RECORDED INFORMATION:
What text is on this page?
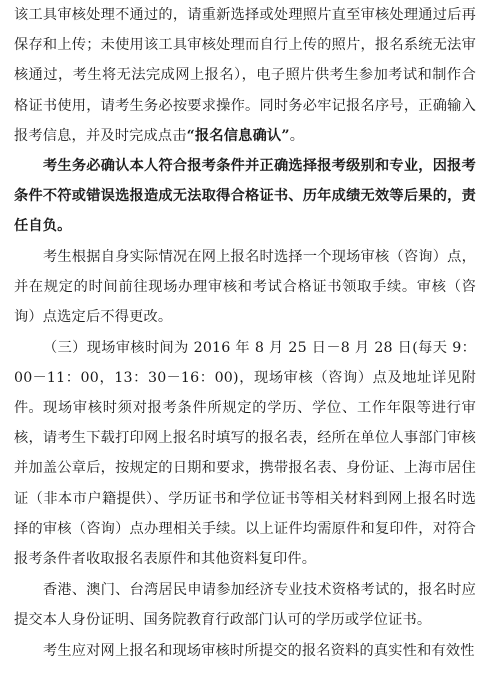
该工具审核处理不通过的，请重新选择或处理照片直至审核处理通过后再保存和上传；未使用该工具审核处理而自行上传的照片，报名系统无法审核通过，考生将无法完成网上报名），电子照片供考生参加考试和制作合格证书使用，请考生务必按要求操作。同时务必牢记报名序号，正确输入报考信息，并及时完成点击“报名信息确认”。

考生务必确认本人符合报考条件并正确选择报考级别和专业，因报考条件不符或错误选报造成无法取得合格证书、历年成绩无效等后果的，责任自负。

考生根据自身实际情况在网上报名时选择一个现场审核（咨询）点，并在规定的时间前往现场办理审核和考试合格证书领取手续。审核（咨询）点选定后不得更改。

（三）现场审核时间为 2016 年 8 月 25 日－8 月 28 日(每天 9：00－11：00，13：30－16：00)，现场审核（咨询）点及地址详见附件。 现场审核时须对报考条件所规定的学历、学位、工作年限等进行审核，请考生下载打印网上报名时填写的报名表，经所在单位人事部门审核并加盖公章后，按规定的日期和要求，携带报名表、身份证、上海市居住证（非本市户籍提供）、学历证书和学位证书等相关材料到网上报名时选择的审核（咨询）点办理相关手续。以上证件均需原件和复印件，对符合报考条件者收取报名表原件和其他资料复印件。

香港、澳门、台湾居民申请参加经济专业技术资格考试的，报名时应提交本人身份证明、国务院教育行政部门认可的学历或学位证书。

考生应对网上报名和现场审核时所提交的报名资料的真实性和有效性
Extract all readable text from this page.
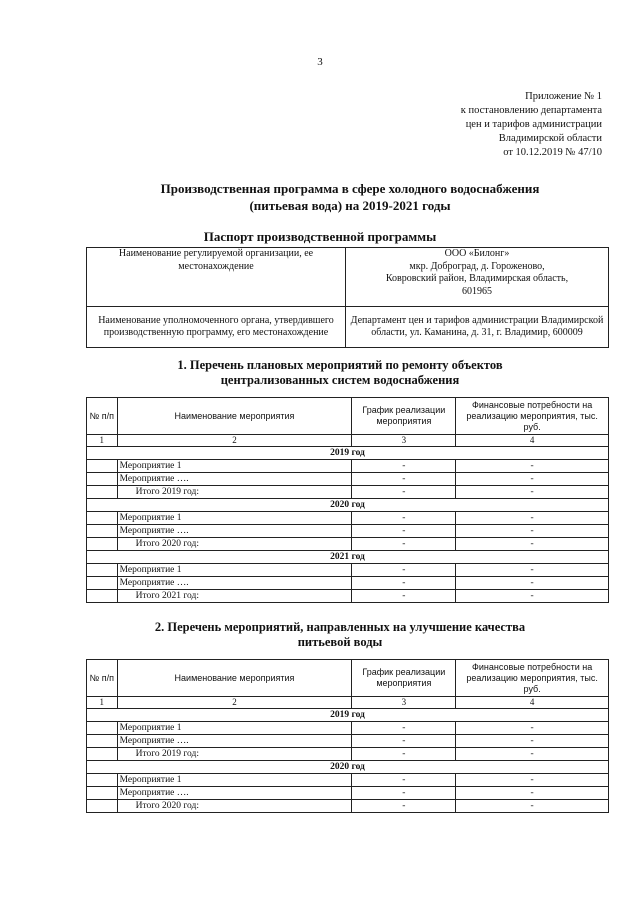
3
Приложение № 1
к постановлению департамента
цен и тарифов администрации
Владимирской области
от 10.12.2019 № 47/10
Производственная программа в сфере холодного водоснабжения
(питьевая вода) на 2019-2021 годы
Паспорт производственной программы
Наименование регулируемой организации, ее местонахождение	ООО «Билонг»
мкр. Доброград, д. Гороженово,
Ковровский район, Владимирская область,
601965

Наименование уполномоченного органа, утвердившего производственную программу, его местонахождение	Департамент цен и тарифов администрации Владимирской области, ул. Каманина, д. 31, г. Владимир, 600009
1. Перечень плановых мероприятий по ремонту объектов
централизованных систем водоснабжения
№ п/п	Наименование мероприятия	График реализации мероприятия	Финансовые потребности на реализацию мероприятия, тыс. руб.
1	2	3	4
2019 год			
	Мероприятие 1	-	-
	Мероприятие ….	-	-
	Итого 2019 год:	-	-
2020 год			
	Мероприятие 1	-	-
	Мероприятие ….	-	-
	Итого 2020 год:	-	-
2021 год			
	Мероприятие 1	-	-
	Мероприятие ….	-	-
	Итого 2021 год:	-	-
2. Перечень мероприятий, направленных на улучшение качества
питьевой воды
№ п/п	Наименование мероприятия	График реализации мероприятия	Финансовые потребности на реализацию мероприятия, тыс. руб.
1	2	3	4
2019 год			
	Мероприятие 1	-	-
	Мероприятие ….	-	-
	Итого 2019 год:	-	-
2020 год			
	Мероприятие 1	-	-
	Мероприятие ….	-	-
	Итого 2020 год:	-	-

WHAT YOU SHOULD DO: Any pictures should be dropped; transcribe the rest of the records above exactly.

SOLUTION TO THIS TASK:
What text is on this page?
该工具审核处理不通过的，请重新选择或处理照片直至审核处理通过后再保存和上传；未使用该工具审核处理而自行上传的照片，报名系统无法审核通过，考生将无法完成网上报名），电子照片供考生参加考试和制作合格证书使用，请考生务必按要求操作。同时务必牢记报名序号，正确输入报考信息，并及时完成点击“报名信息确认”。

考生务必确认本人符合报考条件并正确选择报考级别和专业，因报考条件不符或错误选报造成无法取得合格证书、历年成绩无效等后果的，责任自负。

考生根据自身实际情况在网上报名时选择一个现场审核（咨询）点，并在规定的时间前往现场办理审核和考试合格证书领取手续。审核（咨询）点选定后不得更改。

（三）现场审核时间为 2016 年 8 月 25 日－8 月 28 日(每天 9：00－11：00，13：30－16：00)，现场审核（咨询）点及地址详见附件。 现场审核时须对报考条件所规定的学历、学位、工作年限等进行审核，请考生下载打印网上报名时填写的报名表，经所在单位人事部门审核并加盖公章后，按规定的日期和要求，携带报名表、身份证、上海市居住证（非本市户籍提供）、学历证书和学位证书等相关材料到网上报名时选择的审核（咨询）点办理相关手续。以上证件均需原件和复印件，对符合报考条件者收取报名表原件和其他资料复印件。

香港、澳门、台湾居民申请参加经济专业技术资格考试的，报名时应提交本人身份证明、国务院教育行政部门认可的学历或学位证书。

考生应对网上报名和现场审核时所提交的报名资料的真实性和有效性
Extract all readable text from this page.
3
Приложение № 1
к постановлению департамента
цен и тарифов администрации
Владимирской области
от 10.12.2019 № 47/10
Производственная программа в сфере холодного водоснабжения
(питьевая вода) на 2019-2021 годы
Паспорт производственной программы
Наименование регулируемой организации, ее местонахождение	ООО «Билонг»
мкр. Доброград, д. Гороженово,
Ковровский район, Владимирская область,
601965

Наименование уполномоченного органа, утвердившего производственную программу, его местонахождение	Департамент цен и тарифов администрации Владимирской области, ул. Каманина, д. 31, г. Владимир, 600009
1. Перечень плановых мероприятий по ремонту объектов
централизованных систем водоснабжения
№ п/п	Наименование мероприятия	График реализации мероприятия	Финансовые потребности на реализацию мероприятия, тыс. руб.
1	2	3	4
2019 год			
	Мероприятие 1	-	-
	Мероприятие ….	-	-
	Итого 2019 год:	-	-
2020 год			
	Мероприятие 1	-	-
	Мероприятие ….	-	-
	Итого 2020 год:	-	-
2021 год			
	Мероприятие 1	-	-
	Мероприятие ….	-	-
	Итого 2021 год:	-	-
2. Перечень мероприятий, направленных на улучшение качества
питьевой воды
№ п/п	Наименование мероприятия	График реализации мероприятия	Финансовые потребности на реализацию мероприятия, тыс. руб.
1	2	3	4
2019 год			
	Мероприятие 1	-	-
	Мероприятие ….	-	-
	Итого 2019 год:	-	-
2020 год			
	Мероприятие 1	-	-
	Мероприятие ….	-	-
	Итого 2020 год:	-	-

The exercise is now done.